◆ Exercise prompt
Please rewrite the data below, replacing every "pane-title" with "panel-title" and leaving everything else unchanged. Omit the pictures from your answer.

◇ ◇ ◇ ◇

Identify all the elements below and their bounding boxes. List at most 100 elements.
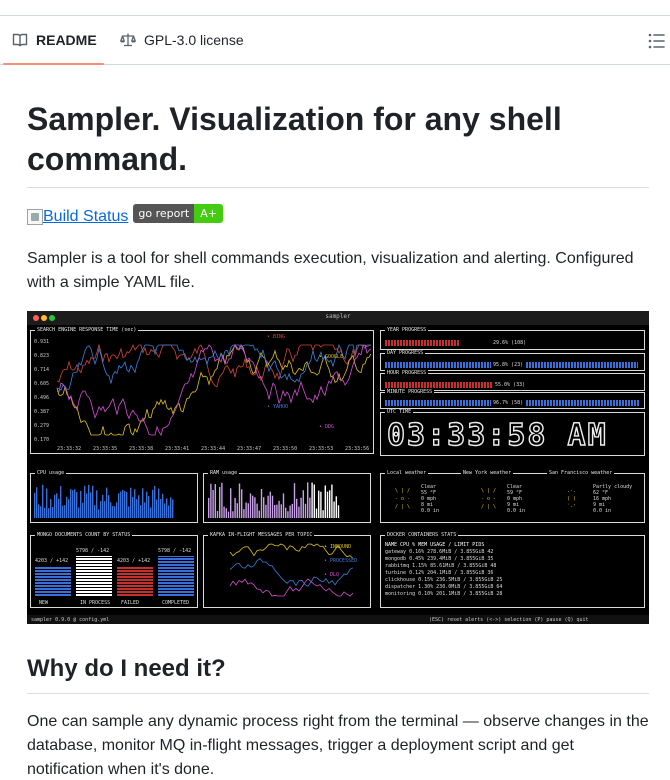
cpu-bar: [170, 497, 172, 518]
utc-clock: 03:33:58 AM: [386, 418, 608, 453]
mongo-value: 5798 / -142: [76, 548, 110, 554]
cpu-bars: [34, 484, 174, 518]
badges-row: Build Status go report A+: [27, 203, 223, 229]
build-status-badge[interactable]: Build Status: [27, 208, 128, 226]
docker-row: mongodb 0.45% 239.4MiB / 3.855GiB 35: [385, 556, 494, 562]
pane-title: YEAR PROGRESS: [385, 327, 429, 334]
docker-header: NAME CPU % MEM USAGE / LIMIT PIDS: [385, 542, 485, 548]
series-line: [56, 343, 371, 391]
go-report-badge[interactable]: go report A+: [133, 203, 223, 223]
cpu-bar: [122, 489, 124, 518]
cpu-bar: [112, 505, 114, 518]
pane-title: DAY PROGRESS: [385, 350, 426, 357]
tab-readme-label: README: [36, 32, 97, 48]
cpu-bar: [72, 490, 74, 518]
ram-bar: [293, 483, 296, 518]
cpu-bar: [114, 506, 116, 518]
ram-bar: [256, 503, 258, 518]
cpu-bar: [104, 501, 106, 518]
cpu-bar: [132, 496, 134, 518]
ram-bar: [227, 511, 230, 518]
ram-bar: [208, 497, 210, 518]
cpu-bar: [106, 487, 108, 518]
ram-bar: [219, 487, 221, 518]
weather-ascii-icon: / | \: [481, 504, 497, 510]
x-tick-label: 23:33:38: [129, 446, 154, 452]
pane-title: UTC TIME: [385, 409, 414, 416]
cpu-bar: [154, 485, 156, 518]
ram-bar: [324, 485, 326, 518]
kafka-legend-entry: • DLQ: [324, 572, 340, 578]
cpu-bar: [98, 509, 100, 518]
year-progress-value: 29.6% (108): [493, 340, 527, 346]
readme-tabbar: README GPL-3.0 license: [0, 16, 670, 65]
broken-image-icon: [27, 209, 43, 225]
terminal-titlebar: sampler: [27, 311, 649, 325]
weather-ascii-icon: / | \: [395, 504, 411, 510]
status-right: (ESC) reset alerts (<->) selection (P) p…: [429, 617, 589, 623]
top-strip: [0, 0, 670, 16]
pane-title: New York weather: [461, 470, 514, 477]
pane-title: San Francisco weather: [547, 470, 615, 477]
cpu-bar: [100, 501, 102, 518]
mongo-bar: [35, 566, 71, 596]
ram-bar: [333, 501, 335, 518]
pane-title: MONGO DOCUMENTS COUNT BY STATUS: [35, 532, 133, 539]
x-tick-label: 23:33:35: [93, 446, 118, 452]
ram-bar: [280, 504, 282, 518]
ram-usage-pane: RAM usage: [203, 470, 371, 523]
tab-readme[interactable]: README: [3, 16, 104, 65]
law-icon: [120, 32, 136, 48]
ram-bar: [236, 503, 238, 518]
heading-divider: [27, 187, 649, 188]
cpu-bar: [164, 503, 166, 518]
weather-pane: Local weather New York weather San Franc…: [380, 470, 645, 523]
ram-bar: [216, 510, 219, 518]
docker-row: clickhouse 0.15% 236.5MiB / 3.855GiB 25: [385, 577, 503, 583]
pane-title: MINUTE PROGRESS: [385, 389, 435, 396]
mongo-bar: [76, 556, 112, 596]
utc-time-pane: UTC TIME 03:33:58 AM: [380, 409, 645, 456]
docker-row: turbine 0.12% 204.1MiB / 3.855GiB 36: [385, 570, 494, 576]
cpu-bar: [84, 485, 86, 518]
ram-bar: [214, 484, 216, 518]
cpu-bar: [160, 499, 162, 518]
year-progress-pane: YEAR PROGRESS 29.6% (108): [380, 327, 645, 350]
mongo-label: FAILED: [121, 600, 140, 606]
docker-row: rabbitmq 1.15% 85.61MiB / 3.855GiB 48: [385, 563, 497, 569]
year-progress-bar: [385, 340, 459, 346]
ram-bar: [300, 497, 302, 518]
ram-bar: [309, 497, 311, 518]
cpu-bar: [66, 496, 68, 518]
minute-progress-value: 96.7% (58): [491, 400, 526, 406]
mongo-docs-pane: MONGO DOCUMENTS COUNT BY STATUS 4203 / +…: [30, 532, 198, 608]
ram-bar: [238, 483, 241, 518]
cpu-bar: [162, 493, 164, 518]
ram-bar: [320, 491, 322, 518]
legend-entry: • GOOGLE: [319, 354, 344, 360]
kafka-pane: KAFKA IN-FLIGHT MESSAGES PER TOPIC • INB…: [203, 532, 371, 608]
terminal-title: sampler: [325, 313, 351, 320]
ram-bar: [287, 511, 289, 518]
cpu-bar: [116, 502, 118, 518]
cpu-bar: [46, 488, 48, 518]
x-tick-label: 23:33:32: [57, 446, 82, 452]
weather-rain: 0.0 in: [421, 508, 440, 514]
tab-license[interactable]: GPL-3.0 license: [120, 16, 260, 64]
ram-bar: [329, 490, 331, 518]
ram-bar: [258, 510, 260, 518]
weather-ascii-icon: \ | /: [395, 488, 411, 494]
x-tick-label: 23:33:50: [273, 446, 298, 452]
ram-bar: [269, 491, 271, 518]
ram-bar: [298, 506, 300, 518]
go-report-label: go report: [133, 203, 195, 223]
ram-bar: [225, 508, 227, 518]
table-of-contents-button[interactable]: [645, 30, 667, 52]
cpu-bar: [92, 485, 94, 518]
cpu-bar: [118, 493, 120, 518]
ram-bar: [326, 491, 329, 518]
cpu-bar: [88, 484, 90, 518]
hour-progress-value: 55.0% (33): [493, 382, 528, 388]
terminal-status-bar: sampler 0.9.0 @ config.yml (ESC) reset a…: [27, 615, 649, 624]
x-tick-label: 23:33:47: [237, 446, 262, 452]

◇ ◇ ◇ ◇

◆ Expected answer
Identify all the elements below and their bounding boxes. List at most 100 elements.
cpu-bar: [170, 497, 172, 518]
utc-clock: 03:33:58 AM: [386, 418, 608, 453]
mongo-value: 5798 / -142: [76, 548, 110, 554]
cpu-bars: [34, 484, 174, 518]
badges-row: Build Status go report A+: [27, 203, 223, 229]
build-status-badge[interactable]: Build Status: [27, 208, 128, 226]
docker-row: mongodb 0.45% 239.4MiB / 3.855GiB 35: [385, 556, 494, 562]
panel-title: YEAR PROGRESS: [385, 327, 429, 334]
docker-header: NAME CPU % MEM USAGE / LIMIT PIDS: [385, 542, 485, 548]
series-line: [56, 343, 371, 391]
go-report-badge[interactable]: go report A+: [133, 203, 223, 223]
cpu-bar: [122, 489, 124, 518]
cpu-bar: [112, 505, 114, 518]
panel-title: DAY PROGRESS: [385, 350, 426, 357]
tab-readme-label: README: [36, 32, 97, 48]
cpu-bar: [72, 490, 74, 518]
ram-bar: [293, 483, 296, 518]
cpu-bar: [114, 506, 116, 518]
ram-bar: [256, 503, 258, 518]
cpu-bar: [104, 501, 106, 518]
cpu-bar: [132, 496, 134, 518]
ram-bar: [227, 511, 230, 518]
ram-bar: [208, 497, 210, 518]
cpu-bar: [106, 487, 108, 518]
ram-bar: [219, 487, 221, 518]
weather-ascii-icon: / | \: [481, 504, 497, 510]
x-tick-label: 23:33:38: [129, 446, 154, 452]
panel-title: UTC TIME: [385, 409, 414, 416]
cpu-bar: [154, 485, 156, 518]
ram-bar: [324, 485, 326, 518]
kafka-legend-entry: • DLQ: [324, 572, 340, 578]
cpu-bar: [98, 509, 100, 518]
year-progress-value: 29.6% (108): [493, 340, 527, 346]
readme-tabbar: README GPL-3.0 license: [0, 16, 670, 65]
broken-image-icon: [27, 209, 43, 225]
terminal-titlebar: sampler: [27, 311, 649, 325]
weather-ascii-icon: / | \: [395, 504, 411, 510]
status-right: (ESC) reset alerts (<->) selection (P) p…: [429, 617, 589, 623]
top-strip: [0, 0, 670, 16]
panel-title: New York weather: [461, 470, 514, 477]
panel-title: San Francisco weather: [547, 470, 615, 477]
cpu-bar: [100, 501, 102, 518]
mongo-bar: [35, 566, 71, 596]
ram-bar: [333, 501, 335, 518]
panel-title: MONGO DOCUMENTS COUNT BY STATUS: [35, 532, 133, 539]
x-tick-label: 23:33:35: [93, 446, 118, 452]
ram-bar: [280, 504, 282, 518]
ram-usage-pane: RAM usage: [203, 470, 371, 523]
tab-readme[interactable]: README: [3, 16, 104, 65]
law-icon: [120, 32, 136, 48]
ram-bar: [236, 503, 238, 518]
heading-divider: [27, 187, 649, 188]
cpu-bar: [164, 503, 166, 518]
weather-pane: Local weather New York weather San Franc…: [380, 470, 645, 523]
ram-bar: [216, 510, 219, 518]
docker-row: clickhouse 0.15% 236.5MiB / 3.855GiB 25: [385, 577, 503, 583]
panel-title: MINUTE PROGRESS: [385, 389, 435, 396]
mongo-bar: [76, 556, 112, 596]
utc-time-pane: UTC TIME 03:33:58 AM: [380, 409, 645, 456]
docker-row: turbine 0.12% 204.1MiB / 3.855GiB 36: [385, 570, 494, 576]
cpu-bar: [84, 485, 86, 518]
ram-bar: [214, 484, 216, 518]
cpu-bar: [160, 499, 162, 518]
year-progress-pane: YEAR PROGRESS 29.6% (108): [380, 327, 645, 350]
mongo-label: FAILED: [121, 600, 140, 606]
docker-row: rabbitmq 1.15% 85.61MiB / 3.855GiB 48: [385, 563, 497, 569]
year-progress-bar: [385, 340, 459, 346]
ram-bar: [300, 497, 302, 518]
ram-bar: [309, 497, 311, 518]
cpu-bar: [66, 496, 68, 518]
minute-progress-value: 96.7% (58): [491, 400, 526, 406]
mongo-docs-pane: MONGO DOCUMENTS COUNT BY STATUS 4203 / +…: [30, 532, 198, 608]
ram-bar: [238, 483, 241, 518]
cpu-bar: [162, 493, 164, 518]
ram-bar: [320, 491, 322, 518]
legend-entry: • GOOGLE: [319, 354, 344, 360]
kafka-pane: KAFKA IN-FLIGHT MESSAGES PER TOPIC • INB…: [203, 532, 371, 608]
terminal-title: sampler: [325, 313, 351, 320]
ram-bar: [287, 511, 289, 518]
cpu-bar: [116, 502, 118, 518]
cpu-bar: [46, 488, 48, 518]
x-tick-label: 23:33:32: [57, 446, 82, 452]
weather-rain: 0.0 in: [421, 508, 440, 514]
tab-license[interactable]: GPL-3.0 license: [120, 16, 260, 64]
ram-bar: [329, 490, 331, 518]
ram-bar: [258, 510, 260, 518]
weather-ascii-icon: \ | /: [395, 488, 411, 494]
x-tick-label: 23:33:50: [273, 446, 298, 452]
ram-bar: [269, 491, 271, 518]
ram-bar: [298, 506, 300, 518]
go-report-label: go report: [133, 203, 195, 223]
ram-bar: [225, 508, 227, 518]
table-of-contents-button[interactable]: [645, 30, 667, 52]
cpu-bar: [92, 485, 94, 518]
cpu-bar: [118, 493, 120, 518]
ram-bar: [326, 491, 329, 518]
cpu-bar: [88, 484, 90, 518]
hour-progress-value: 55.0% (33): [493, 382, 528, 388]
terminal-status-bar: sampler 0.9.0 @ config.yml (ESC) reset a…: [27, 615, 649, 624]
x-tick-label: 23:33:47: [237, 446, 262, 452]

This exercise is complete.